Compito 1 - Nel testo sull'emergenza educativa, in quale città un gruppo di otto quindicenni si divertiva a torturare un disabile?
Compito 2 - Per favore, prosegui il testo sull'emergenza educativa a partire dalla sua ultima frase.

Testo -
§ §

Sono di questi giorni alcuni fatti di cronaca che ripropongono, in qualche modo, la tremenda questione dell’emergenza educativa dei preadolescenti e dei giovani, così come è stata drammaticamente espressa dal Santo Padre Benedetto XVI alla Diocesi di Roma il 21 Gennaio 2008. «Ho pensato di rivolgermi a voi con questa lettera per parlarvi di un problema che voi stessi sentite e sul quale le varie componenti della nostra Chiesa si stanno impegnando: il problema dell’educazione. Abbiamo tutti a cuore il bene delle persone che amiamo, in particolare dei nostri bambini, adolescenti e giovani … Educare però non è mai stato facile, e oggi sembra diventare sempre più difficile. Lo sanno bene i genitori, gli insegnanti, i sacerdoti e tutti coloro che hanno dirette responsabilità educative. Si parla perciò di una grande “emergenza educativa”, confermata dagli insuccessi a cui troppo spesso vanno incontro i nostri sforzi per formare persone solide, capaci di collaborare con gli altri e di dare un senso alla propria vita … In realtà, sono in questione non soltanto le responsabilità personali degli adulti o dei giovani, che pur esistono e non devono essere nascoste, ma anche un’atmosfera diffusa, una mentalità e una forma di cultura che portano a dubitare del valore della persona umana, del significato stesso della verità e del bene, in ultima analisi della bontà della vita».
Sul quotidiano Il Mattino del 9 gennaio di quest’anno, a pag. 12, veniva riportata la notizia di una baby gang (il più piccolo ha 9 anni!) che si “divertiva” a far deragliare i treni sulla tratta Milano Varese. Ancora sul Mattino del 30 dicembre dello scorso anno, la notizia di un giovane di 25 anni, ridotto in fin di vita, a Gela, da un cosiddetto “branco” per aver pestato involontariamente il piede di un altro giovane in discoteca. Un ultimo fatto di cronaca, tra i tanti che potrei riportare, è accaduto a Messina ed è stato riportato dal Mattino dell’11 gennaio scorso. Protagonisti, un gruppo di otto quindicenni che, per scommessa, si divertivano a torturare un disabile. In base a questi fatti, che sono solo alcuni tra i tanti, e senza chiaramente voler generalizzare, si potrebbe ipotizzare che le nuove generazioni facciano molto fatica a rendersi conto delle conseguenze delle loro azioni? E’ come se la loro capacità di “ragionare”, che proprio in questa età dovrebbe emergere con tutta la sua forza dirompente e creativa, fosse messa in ombra da forze irrazionali che spadroneggiano nella loro mente. Stiamo certamente parlando di un fenomeno complesso che richiederebbe ben altra trattazione, ciononostante vorrei cercare di approfondire, nei limiti del possibile, una sola delle cause addotte per spiegare questo fenomeno: l’influenza dei nuovi linguaggi sulla mente dei teenager.

§ §

Dati forniti -
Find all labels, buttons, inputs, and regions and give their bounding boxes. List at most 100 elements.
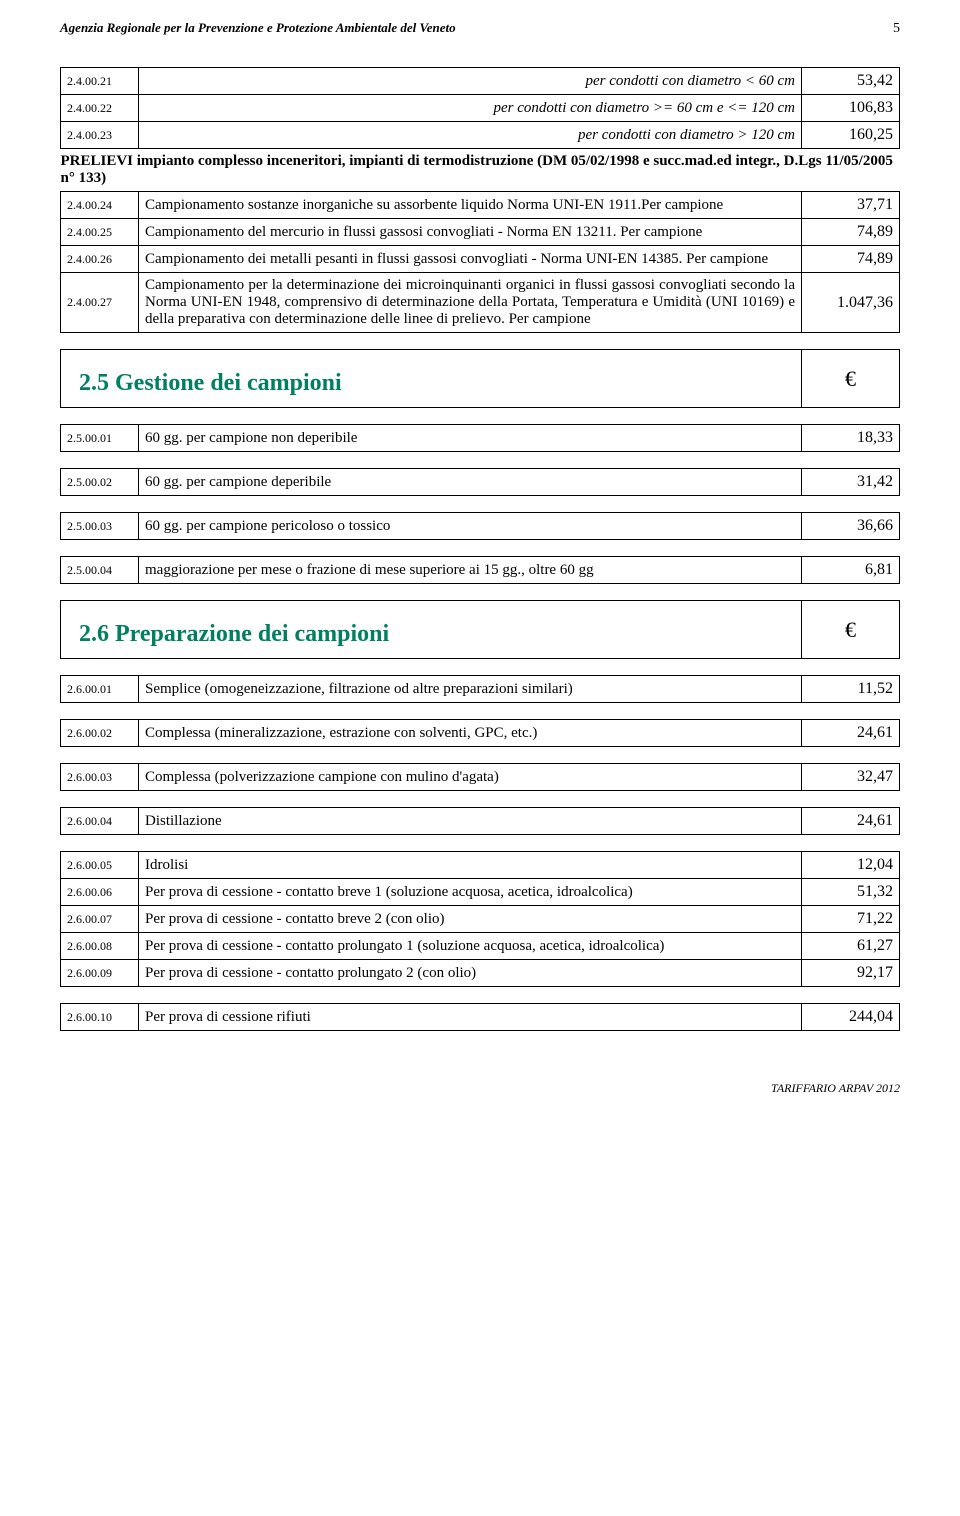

§ §

Risultato 1 - A Messina.

Risultato 2 -
Non voglio qui scomodare, più di tanto, l’illustre allievo di Marshall McLuhan, Derrick de Kerckhove, che insegna all’università di Toronto ed è attuale direttore del McLuhan Insitute, che parla di come dall’avvento della televisione in poi si stia assistendo ad una rivoluzione che sta cambiando la struttura mentale delle nuove generazioni «Il brainframe video che si sostituisce al brainframe alfabeto» (Vedi Derrick de Kerckhove, Brainframes, mente, tecnologia, mercato. Ed. Baskerville, Bologna, 1993). Né voglio chiamare in causa il grande politologo italiano Giovanni Sartori, che nel suo libro «Homo videns» (Editori Laterza, 1999), parla appunto del passaggio dall’homo sapiens, che ha come caratteristica il pensiero logico, all’homo videns, che ha come caratteristica il cervello video.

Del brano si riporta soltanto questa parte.